Set exercise: Can you print the data exactly and leave out each image?

Supplied material:
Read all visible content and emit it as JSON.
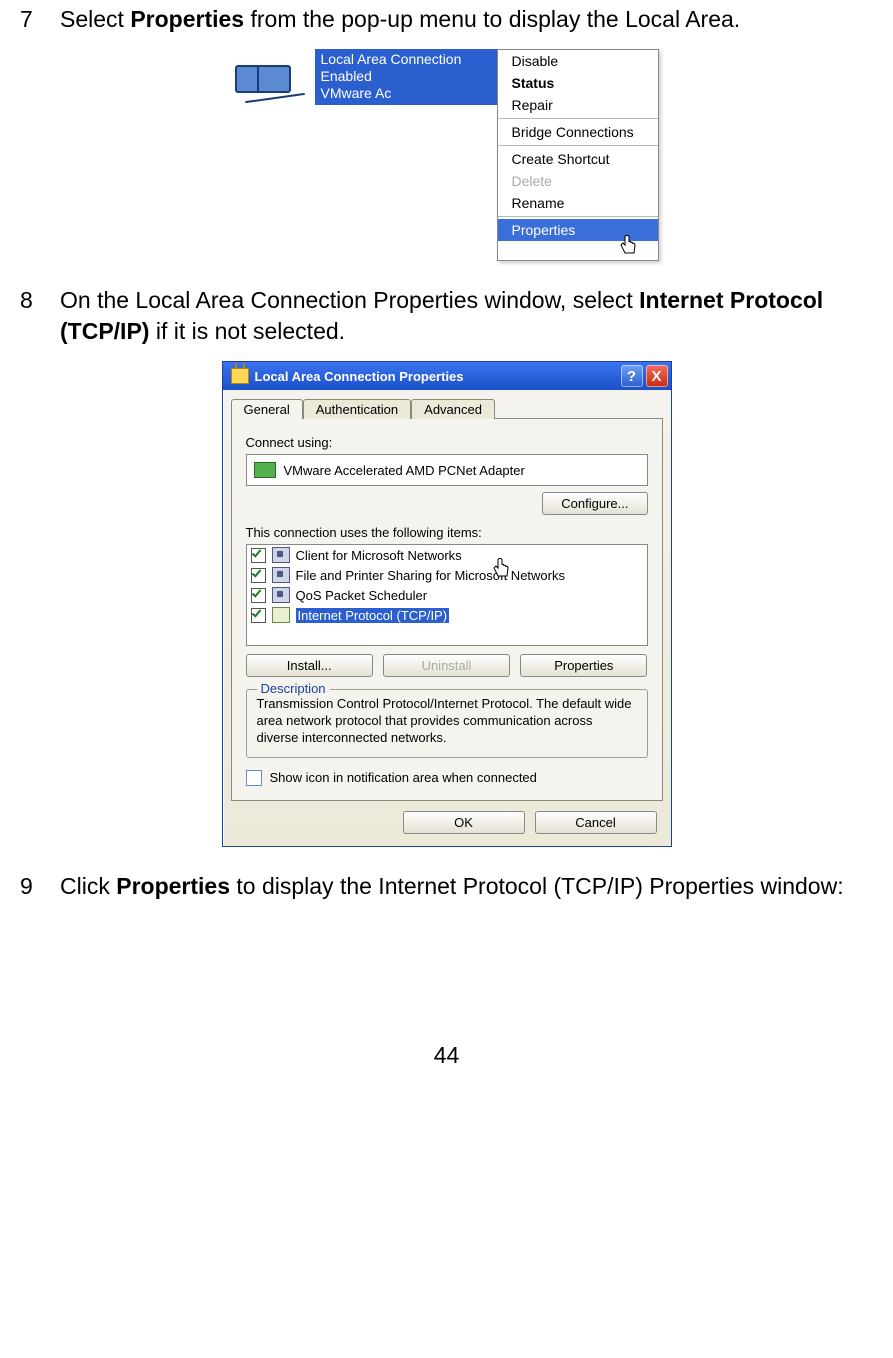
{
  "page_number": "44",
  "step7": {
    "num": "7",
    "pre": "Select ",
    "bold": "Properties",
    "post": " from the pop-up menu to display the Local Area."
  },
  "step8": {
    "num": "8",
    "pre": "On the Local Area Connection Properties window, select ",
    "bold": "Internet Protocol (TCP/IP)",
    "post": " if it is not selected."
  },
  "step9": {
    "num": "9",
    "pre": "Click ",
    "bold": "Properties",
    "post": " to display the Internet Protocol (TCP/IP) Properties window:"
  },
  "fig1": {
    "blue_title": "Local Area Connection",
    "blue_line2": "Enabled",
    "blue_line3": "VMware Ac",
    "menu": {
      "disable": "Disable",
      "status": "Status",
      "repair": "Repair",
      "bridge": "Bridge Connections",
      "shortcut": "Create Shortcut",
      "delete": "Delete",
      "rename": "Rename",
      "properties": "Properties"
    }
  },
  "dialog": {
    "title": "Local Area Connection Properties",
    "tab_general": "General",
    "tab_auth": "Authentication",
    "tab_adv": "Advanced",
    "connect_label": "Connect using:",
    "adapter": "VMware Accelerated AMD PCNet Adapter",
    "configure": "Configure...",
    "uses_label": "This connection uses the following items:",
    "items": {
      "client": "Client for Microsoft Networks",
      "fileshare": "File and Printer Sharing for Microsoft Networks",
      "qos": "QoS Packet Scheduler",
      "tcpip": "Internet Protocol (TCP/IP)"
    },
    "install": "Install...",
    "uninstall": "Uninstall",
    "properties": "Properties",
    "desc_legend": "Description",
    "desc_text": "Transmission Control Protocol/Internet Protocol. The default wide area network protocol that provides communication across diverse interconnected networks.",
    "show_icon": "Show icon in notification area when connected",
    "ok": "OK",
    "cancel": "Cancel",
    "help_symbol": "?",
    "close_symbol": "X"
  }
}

Exercise response:
Read all visible content and emit it as JSON.
{
  "page_number": "44",
  "step7": {
    "num": "7",
    "pre": "Select ",
    "bold": "Properties",
    "post": " from the pop-up menu to display the Local Area."
  },
  "step8": {
    "num": "8",
    "pre": "On the Local Area Connection Properties window, select ",
    "bold": "Internet Protocol (TCP/IP)",
    "post": " if it is not selected."
  },
  "step9": {
    "num": "9",
    "pre": "Click ",
    "bold": "Properties",
    "post": " to display the Internet Protocol (TCP/IP) Properties window:"
  },
  "fig1": {
    "blue_title": "Local Area Connection",
    "blue_line2": "Enabled",
    "blue_line3": "VMware Ac",
    "menu": {
      "disable": "Disable",
      "status": "Status",
      "repair": "Repair",
      "bridge": "Bridge Connections",
      "shortcut": "Create Shortcut",
      "delete": "Delete",
      "rename": "Rename",
      "properties": "Properties"
    }
  },
  "dialog": {
    "title": "Local Area Connection Properties",
    "tab_general": "General",
    "tab_auth": "Authentication",
    "tab_adv": "Advanced",
    "connect_label": "Connect using:",
    "adapter": "VMware Accelerated AMD PCNet Adapter",
    "configure": "Configure...",
    "uses_label": "This connection uses the following items:",
    "items": {
      "client": "Client for Microsoft Networks",
      "fileshare": "File and Printer Sharing for Microsoft Networks",
      "qos": "QoS Packet Scheduler",
      "tcpip": "Internet Protocol (TCP/IP)"
    },
    "install": "Install...",
    "uninstall": "Uninstall",
    "properties": "Properties",
    "desc_legend": "Description",
    "desc_text": "Transmission Control Protocol/Internet Protocol. The default wide area network protocol that provides communication across diverse interconnected networks.",
    "show_icon": "Show icon in notification area when connected",
    "ok": "OK",
    "cancel": "Cancel",
    "help_symbol": "?",
    "close_symbol": "X"
  }
}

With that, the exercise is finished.